> Dataset records

┌──

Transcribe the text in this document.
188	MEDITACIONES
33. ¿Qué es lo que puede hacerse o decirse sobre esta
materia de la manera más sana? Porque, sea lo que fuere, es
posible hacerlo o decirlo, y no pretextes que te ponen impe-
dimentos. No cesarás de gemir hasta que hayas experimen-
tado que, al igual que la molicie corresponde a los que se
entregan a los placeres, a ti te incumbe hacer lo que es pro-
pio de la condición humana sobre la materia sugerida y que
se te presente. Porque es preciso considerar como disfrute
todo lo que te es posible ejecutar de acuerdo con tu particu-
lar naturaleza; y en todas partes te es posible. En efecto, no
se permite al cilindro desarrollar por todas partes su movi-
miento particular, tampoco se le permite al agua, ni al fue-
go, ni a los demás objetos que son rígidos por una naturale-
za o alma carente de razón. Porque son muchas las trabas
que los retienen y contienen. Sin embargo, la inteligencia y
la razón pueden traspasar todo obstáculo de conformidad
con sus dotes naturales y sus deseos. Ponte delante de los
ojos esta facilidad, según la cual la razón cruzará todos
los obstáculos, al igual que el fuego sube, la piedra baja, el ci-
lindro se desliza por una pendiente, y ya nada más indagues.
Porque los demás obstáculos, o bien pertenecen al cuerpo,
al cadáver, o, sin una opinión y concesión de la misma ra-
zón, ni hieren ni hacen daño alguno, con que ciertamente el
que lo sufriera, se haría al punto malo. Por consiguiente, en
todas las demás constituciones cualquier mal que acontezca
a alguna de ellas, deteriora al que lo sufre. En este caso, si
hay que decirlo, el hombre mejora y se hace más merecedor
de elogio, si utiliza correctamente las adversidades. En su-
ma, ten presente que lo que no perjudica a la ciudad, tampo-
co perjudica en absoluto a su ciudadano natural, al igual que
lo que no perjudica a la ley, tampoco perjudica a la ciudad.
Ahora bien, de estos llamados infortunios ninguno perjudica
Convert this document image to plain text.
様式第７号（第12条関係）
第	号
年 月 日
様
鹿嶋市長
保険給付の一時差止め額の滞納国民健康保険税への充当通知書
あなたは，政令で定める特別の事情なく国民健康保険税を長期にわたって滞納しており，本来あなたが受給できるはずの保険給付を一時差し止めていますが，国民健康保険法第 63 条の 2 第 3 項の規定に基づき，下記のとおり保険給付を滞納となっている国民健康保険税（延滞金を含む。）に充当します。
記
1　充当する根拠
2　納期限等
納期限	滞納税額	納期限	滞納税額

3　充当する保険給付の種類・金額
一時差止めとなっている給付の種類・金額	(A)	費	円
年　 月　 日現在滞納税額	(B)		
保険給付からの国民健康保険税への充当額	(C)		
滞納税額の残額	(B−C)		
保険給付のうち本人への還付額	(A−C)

└──

> DIRECTIONS
Using the records above, find and show each line with the string "this".

> RESPONSE
Transcribe the text in this document.
Convert this document image to plain text.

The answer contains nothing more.